THE EXERCISE
Search the records for the word "this" and report each line that has it.

STORED RECORDS
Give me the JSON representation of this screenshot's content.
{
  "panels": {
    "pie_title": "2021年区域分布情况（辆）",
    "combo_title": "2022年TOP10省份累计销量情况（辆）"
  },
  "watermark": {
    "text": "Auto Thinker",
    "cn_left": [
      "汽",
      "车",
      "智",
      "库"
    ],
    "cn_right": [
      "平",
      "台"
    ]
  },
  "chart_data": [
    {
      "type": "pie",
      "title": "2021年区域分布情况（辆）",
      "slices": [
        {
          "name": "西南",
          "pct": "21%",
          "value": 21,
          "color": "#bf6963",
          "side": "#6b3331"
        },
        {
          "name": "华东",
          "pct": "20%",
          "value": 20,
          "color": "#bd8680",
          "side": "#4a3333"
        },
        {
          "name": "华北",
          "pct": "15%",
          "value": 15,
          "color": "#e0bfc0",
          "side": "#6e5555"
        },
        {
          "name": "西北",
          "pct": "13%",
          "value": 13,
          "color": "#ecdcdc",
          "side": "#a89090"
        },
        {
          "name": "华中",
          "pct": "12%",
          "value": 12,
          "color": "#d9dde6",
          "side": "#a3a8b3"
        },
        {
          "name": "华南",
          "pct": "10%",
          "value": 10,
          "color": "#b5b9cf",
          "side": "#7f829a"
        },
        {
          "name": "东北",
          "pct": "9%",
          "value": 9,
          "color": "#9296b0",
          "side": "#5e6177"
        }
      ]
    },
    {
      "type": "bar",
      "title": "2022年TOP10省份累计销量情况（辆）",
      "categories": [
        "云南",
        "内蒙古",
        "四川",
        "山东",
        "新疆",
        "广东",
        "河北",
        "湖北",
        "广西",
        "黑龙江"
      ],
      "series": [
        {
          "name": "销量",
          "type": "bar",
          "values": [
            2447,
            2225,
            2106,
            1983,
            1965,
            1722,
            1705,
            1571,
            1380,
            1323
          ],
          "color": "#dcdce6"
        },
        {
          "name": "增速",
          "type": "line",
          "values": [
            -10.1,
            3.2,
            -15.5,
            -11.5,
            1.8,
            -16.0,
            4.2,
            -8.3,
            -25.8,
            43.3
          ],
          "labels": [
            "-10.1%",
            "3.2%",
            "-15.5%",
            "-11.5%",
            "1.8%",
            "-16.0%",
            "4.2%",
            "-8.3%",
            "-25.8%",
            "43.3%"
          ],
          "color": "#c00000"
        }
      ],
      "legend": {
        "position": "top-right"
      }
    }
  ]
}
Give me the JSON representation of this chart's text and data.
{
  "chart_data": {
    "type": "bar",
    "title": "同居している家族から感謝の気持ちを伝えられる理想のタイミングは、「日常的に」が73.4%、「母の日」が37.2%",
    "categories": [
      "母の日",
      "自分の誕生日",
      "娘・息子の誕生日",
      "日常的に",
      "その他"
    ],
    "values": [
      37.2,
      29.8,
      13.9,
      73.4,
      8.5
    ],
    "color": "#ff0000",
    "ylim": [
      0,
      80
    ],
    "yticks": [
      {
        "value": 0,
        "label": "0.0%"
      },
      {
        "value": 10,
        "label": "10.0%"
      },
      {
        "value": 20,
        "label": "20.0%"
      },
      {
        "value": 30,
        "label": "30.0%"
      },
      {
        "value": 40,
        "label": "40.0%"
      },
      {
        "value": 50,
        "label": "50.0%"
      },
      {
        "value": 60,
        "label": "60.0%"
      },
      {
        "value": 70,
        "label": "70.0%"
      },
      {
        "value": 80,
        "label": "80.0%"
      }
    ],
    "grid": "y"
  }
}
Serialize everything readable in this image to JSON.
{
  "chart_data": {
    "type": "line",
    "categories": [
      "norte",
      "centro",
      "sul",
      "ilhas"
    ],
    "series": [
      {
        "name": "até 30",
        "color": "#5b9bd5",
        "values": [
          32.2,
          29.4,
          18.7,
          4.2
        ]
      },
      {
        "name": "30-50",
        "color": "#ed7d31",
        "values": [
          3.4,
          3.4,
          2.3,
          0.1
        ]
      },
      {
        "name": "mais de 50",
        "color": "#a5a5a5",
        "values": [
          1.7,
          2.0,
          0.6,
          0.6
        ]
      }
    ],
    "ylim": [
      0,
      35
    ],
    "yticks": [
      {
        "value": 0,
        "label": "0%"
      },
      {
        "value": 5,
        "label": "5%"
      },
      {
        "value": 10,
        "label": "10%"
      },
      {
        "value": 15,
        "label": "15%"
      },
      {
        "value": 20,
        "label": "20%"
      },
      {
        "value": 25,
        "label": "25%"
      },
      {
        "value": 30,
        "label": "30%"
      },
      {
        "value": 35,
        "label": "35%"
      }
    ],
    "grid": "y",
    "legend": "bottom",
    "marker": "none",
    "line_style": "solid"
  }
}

SOLUTION
Give me the JSON representation of this screenshot's content.
Give me the JSON representation of this chart's text and data.
Serialize everything readable in this image to JSON.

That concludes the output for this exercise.